• Given instruction: Copy every line from the material below that holds "name".
===
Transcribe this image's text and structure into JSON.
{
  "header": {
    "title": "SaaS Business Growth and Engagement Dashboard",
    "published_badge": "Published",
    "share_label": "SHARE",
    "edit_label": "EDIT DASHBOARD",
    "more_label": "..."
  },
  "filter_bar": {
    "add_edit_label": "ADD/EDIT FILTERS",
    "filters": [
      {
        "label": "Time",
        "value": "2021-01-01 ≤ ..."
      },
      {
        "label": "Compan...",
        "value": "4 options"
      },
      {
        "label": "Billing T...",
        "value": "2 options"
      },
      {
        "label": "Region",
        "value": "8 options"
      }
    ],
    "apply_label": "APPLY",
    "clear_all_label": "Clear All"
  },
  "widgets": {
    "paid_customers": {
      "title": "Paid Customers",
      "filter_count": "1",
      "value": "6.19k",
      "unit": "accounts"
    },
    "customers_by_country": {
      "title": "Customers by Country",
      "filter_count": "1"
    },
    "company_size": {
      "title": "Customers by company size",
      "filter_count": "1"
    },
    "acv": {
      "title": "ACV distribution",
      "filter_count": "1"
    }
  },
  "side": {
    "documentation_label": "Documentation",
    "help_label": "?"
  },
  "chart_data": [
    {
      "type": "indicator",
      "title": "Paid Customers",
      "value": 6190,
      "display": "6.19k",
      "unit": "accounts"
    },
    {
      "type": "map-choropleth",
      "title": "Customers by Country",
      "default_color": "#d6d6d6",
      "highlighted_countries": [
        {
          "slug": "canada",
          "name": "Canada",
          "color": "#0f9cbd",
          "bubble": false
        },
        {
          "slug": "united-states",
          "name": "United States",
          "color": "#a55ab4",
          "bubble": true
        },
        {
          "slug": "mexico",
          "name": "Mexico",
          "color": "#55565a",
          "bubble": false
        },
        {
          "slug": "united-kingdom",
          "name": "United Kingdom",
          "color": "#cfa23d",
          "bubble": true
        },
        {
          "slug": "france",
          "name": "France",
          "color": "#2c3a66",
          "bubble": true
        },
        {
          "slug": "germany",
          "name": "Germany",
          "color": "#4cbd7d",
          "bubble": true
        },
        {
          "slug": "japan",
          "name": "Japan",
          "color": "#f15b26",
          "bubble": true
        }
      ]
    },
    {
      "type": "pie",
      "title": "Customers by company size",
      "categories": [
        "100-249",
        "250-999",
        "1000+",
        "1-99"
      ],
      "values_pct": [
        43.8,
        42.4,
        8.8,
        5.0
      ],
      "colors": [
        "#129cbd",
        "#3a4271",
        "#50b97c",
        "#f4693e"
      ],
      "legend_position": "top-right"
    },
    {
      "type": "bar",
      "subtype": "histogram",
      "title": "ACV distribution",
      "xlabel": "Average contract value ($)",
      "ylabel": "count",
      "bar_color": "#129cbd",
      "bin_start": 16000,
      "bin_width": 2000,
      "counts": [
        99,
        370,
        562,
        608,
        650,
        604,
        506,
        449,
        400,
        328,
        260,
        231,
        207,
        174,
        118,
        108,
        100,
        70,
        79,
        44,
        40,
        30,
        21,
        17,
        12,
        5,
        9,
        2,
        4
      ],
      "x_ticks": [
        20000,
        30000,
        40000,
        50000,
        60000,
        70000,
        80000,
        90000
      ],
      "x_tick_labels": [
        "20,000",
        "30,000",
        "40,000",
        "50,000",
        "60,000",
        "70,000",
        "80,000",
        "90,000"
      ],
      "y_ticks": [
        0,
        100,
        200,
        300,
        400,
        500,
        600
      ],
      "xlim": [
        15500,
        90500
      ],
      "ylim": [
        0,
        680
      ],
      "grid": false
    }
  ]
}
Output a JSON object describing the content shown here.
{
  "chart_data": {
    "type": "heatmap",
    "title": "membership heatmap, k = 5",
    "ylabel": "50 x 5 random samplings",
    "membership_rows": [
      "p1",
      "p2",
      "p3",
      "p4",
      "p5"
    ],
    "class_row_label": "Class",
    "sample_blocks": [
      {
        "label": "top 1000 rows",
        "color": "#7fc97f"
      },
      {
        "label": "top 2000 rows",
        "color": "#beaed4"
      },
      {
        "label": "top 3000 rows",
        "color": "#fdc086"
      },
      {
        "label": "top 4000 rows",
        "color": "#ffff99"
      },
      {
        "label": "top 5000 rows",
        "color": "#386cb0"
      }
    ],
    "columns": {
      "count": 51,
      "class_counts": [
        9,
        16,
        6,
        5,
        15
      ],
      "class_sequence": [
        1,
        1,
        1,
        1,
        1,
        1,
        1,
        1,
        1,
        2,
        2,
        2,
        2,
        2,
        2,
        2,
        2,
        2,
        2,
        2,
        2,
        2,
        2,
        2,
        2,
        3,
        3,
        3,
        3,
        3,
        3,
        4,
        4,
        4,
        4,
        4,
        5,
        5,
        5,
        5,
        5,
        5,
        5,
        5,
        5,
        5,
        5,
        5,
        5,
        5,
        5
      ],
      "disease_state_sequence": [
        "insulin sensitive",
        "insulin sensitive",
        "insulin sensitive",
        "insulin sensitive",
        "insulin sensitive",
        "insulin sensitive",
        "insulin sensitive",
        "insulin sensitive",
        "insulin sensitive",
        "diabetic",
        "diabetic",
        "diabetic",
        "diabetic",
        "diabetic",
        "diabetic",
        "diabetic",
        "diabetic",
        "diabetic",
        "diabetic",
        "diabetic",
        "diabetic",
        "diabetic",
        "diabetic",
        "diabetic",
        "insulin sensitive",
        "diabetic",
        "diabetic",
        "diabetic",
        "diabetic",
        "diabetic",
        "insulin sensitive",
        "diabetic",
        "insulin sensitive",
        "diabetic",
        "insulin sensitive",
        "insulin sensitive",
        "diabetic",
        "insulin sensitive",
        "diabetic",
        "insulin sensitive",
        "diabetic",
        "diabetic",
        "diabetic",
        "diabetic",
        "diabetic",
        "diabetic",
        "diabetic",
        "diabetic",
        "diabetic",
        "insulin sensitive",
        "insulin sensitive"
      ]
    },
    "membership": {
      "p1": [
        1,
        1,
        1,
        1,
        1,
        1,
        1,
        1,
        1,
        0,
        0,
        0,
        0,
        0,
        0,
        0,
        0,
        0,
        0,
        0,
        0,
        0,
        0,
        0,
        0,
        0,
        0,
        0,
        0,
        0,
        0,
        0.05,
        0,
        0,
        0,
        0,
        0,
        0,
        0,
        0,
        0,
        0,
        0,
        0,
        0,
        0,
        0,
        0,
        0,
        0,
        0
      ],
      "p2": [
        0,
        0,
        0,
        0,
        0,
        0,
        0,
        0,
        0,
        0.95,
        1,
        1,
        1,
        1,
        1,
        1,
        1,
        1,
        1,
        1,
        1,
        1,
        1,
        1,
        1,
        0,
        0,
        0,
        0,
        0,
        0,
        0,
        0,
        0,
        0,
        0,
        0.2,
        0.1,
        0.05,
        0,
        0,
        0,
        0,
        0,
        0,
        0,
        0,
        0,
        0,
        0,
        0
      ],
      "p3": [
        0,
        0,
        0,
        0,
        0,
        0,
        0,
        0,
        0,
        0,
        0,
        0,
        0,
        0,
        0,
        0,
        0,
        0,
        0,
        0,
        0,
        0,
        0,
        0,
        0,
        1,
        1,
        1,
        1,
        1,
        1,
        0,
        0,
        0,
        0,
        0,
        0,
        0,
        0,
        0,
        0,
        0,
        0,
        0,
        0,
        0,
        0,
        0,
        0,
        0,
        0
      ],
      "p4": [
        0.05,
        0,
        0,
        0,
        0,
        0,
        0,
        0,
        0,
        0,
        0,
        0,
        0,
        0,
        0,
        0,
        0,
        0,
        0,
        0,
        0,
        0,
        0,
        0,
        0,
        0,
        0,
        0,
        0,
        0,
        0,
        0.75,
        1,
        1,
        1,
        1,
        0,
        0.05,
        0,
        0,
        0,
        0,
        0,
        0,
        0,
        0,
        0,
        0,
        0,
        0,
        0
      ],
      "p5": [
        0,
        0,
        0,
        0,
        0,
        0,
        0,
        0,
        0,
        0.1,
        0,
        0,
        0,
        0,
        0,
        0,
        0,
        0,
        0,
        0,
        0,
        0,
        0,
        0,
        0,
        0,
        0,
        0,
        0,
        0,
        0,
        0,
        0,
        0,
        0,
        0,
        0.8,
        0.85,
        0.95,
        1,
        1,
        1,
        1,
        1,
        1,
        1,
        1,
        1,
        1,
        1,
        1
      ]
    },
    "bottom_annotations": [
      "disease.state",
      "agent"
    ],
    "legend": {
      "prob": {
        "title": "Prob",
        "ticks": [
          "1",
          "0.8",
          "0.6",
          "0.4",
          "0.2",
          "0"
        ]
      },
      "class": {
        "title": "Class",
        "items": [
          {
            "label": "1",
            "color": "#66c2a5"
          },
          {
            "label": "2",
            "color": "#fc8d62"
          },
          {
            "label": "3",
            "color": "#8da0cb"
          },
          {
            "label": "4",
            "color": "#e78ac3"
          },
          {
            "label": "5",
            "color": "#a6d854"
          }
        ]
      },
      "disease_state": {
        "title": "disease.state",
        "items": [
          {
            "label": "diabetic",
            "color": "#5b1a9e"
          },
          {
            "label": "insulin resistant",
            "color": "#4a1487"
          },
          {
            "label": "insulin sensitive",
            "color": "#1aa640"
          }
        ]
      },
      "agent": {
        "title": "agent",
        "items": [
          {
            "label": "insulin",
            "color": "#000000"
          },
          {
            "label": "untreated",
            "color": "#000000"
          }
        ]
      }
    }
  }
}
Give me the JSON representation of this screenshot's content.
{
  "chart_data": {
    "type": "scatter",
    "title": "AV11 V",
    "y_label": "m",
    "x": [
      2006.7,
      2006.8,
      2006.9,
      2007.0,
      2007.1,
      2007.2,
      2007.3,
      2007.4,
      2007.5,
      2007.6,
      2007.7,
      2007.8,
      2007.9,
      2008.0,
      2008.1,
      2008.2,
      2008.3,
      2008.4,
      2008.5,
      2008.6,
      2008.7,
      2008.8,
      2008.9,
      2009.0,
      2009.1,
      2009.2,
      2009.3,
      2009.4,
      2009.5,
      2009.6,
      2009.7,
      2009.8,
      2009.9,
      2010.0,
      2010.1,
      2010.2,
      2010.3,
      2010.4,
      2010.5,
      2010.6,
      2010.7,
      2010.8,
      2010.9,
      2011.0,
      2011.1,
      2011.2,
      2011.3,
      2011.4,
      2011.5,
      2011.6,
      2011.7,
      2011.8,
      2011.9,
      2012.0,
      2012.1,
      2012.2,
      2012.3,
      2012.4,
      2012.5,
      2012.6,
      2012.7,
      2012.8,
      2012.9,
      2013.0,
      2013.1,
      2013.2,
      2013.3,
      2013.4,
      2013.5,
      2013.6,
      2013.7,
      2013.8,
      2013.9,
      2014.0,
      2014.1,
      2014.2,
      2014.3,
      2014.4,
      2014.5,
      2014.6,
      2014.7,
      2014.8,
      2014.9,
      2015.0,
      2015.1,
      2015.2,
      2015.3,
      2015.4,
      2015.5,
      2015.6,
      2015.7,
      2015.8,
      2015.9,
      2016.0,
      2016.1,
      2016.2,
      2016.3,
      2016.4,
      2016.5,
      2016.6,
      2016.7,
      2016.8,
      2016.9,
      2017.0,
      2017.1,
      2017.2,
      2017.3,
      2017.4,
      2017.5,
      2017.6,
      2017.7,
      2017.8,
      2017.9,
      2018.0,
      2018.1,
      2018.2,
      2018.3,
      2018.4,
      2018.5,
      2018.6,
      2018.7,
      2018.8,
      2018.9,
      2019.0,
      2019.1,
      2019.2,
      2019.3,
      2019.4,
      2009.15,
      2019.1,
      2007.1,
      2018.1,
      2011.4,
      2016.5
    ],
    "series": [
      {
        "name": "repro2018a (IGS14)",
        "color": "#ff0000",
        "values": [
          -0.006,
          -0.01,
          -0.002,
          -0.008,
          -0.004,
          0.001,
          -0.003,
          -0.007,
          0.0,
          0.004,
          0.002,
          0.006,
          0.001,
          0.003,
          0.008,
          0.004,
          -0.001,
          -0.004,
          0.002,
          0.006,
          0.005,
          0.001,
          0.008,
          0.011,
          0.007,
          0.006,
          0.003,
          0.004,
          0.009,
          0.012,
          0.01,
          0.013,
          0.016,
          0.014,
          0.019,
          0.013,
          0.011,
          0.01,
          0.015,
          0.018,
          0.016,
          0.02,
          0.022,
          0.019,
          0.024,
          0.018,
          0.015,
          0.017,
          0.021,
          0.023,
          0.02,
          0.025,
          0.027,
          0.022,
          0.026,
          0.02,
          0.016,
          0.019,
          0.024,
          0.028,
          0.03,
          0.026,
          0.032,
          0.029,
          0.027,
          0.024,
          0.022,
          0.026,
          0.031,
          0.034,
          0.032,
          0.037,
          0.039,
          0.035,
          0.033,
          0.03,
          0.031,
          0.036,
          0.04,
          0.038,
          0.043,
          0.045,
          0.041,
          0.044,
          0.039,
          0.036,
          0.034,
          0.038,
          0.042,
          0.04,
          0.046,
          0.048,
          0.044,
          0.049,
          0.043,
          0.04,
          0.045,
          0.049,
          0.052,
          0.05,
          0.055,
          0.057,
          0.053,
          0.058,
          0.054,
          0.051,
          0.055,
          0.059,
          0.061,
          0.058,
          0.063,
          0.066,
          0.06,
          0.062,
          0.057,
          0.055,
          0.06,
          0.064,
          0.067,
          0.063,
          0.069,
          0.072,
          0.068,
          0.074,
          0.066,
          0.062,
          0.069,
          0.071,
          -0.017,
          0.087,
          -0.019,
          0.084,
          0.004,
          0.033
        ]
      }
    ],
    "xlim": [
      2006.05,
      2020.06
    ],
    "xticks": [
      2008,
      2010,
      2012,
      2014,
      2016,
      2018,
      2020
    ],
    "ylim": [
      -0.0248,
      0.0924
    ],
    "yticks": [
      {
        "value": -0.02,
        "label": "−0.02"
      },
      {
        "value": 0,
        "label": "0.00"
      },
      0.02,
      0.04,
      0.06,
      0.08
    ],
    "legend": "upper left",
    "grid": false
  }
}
===
• The reply:
          "name": "Canada",
          "name": "United States",
          "name": "Mexico",
          "name": "United Kingdom",
          "name": "France",
          "name": "Germany",
          "name": "Japan",
        "name": "repro2018a (IGS14)",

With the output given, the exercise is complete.